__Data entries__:
####
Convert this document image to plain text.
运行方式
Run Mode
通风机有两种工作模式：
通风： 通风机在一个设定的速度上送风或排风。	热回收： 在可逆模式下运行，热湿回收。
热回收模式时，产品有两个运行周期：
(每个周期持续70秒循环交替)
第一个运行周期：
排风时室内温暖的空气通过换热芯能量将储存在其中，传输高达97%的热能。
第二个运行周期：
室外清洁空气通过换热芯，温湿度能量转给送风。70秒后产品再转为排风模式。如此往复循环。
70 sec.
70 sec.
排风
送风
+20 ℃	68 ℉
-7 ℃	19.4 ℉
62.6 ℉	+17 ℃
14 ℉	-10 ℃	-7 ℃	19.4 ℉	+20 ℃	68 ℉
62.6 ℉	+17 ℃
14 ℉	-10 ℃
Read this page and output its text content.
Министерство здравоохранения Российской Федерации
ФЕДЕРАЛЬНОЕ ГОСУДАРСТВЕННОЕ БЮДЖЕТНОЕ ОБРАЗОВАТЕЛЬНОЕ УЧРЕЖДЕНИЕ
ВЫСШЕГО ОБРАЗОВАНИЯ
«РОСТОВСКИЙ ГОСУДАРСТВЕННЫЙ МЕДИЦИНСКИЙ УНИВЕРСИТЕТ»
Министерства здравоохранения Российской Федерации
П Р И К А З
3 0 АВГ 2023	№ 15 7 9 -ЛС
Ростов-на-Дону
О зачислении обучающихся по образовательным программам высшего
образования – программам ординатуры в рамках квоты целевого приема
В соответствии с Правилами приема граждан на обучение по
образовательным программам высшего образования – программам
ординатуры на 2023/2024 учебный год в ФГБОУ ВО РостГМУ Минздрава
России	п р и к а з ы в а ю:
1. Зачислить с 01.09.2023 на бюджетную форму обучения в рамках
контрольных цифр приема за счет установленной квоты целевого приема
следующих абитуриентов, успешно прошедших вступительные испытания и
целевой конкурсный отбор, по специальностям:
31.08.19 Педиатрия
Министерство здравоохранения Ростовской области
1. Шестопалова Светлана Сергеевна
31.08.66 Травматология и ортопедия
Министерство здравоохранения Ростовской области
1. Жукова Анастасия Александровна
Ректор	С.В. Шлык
####
__Exercise directions__: Without omitting anything, output the entries exactly.

__Written solution__:
Convert this document image to plain text.
运行方式
Run Mode
通风机有两种工作模式：
通风： 通风机在一个设定的速度上送风或排风。	热回收： 在可逆模式下运行，热湿回收。
热回收模式时，产品有两个运行周期：
(每个周期持续70秒循环交替)
第一个运行周期：
排风时室内温暖的空气通过换热芯能量将储存在其中，传输高达97%的热能。
第二个运行周期：
室外清洁空气通过换热芯，温湿度能量转给送风。70秒后产品再转为排风模式。如此往复循环。
70 sec.
70 sec.
排风
送风
+20 ℃	68 ℉
-7 ℃	19.4 ℉
62.6 ℉	+17 ℃
14 ℉	-10 ℃	-7 ℃	19.4 ℉	+20 ℃	68 ℉
62.6 ℉	+17 ℃
14 ℉	-10 ℃
Read this page and output its text content.
Министерство здравоохранения Российской Федерации
ФЕДЕРАЛЬНОЕ ГОСУДАРСТВЕННОЕ БЮДЖЕТНОЕ ОБРАЗОВАТЕЛЬНОЕ УЧРЕЖДЕНИЕ
ВЫСШЕГО ОБРАЗОВАНИЯ
«РОСТОВСКИЙ ГОСУДАРСТВЕННЫЙ МЕДИЦИНСКИЙ УНИВЕРСИТЕТ»
Министерства здравоохранения Российской Федерации
П Р И К А З
3 0 АВГ 2023	№ 15 7 9 -ЛС
Ростов-на-Дону
О зачислении обучающихся по образовательным программам высшего
образования – программам ординатуры в рамках квоты целевого приема
В соответствии с Правилами приема граждан на обучение по
образовательным программам высшего образования – программам
ординатуры на 2023/2024 учебный год в ФГБОУ ВО РостГМУ Минздрава
России	п р и к а з ы в а ю:
1. Зачислить с 01.09.2023 на бюджетную форму обучения в рамках
контрольных цифр приема за счет установленной квоты целевого приема
следующих абитуриентов, успешно прошедших вступительные испытания и
целевой конкурсный отбор, по специальностям:
31.08.19 Педиатрия
Министерство здравоохранения Ростовской области
1. Шестопалова Светлана Сергеевна
31.08.66 Травматология и ортопедия
Министерство здравоохранения Ростовской области
1. Жукова Анастасия Александровна
Ректор	С.В. Шлык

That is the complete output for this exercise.